───── LISTING ─────
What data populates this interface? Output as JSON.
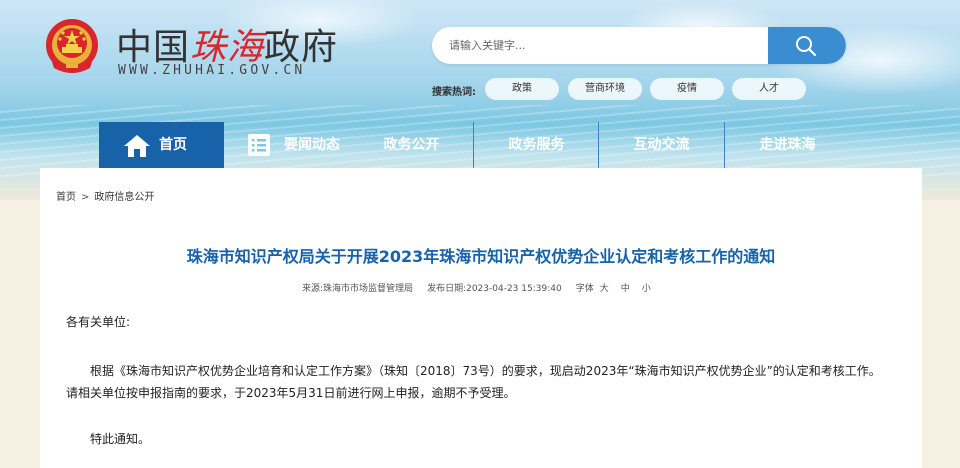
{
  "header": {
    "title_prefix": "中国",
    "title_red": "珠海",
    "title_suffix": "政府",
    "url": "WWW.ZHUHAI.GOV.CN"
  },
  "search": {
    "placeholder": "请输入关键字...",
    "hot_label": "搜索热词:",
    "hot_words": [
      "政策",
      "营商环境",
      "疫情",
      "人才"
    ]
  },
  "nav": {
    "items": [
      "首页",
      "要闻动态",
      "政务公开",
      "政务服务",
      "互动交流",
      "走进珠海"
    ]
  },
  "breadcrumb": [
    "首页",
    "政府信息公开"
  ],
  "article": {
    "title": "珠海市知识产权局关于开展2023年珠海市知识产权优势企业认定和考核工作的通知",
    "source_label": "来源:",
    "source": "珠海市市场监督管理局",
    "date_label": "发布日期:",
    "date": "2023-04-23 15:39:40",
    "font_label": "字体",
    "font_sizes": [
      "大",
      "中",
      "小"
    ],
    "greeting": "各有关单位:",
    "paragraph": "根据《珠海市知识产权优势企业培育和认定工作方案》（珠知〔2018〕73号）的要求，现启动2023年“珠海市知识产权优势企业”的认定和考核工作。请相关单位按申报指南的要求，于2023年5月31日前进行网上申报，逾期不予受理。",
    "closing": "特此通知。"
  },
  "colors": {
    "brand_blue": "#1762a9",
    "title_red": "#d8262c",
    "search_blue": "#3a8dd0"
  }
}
─────
───── LISTING ─────
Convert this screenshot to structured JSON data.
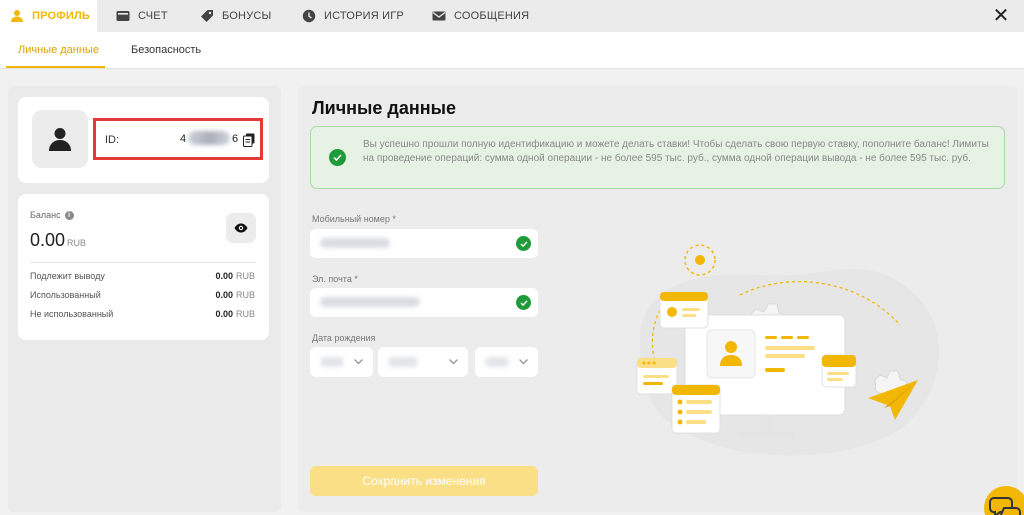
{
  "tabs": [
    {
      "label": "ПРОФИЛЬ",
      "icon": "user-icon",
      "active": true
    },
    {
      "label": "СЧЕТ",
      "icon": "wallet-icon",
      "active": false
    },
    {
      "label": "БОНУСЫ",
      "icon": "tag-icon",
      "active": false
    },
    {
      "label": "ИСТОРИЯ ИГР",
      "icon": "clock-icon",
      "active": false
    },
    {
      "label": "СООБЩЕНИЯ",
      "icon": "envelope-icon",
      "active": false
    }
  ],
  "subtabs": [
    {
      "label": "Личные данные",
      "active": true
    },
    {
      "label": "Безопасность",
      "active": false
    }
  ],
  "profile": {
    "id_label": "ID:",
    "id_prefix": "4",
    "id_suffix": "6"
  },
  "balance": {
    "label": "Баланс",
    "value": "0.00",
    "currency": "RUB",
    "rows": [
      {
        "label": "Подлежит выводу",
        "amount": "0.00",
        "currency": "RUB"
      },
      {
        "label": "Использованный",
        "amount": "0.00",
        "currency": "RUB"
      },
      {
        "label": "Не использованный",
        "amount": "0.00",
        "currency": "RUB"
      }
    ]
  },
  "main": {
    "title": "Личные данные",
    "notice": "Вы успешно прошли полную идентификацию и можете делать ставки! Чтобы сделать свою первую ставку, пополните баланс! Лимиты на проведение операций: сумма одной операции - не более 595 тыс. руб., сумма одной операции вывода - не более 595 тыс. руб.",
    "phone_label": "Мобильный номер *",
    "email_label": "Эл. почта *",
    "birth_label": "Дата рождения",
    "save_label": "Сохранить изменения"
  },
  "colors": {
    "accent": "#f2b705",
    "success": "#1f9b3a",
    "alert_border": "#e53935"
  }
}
─────
Show, from the material above, each line that includes the string "data".

■ **WRITTEN ANSWER**
What data populates this interface? Output as JSON.
Convert this screenshot to structured JSON data.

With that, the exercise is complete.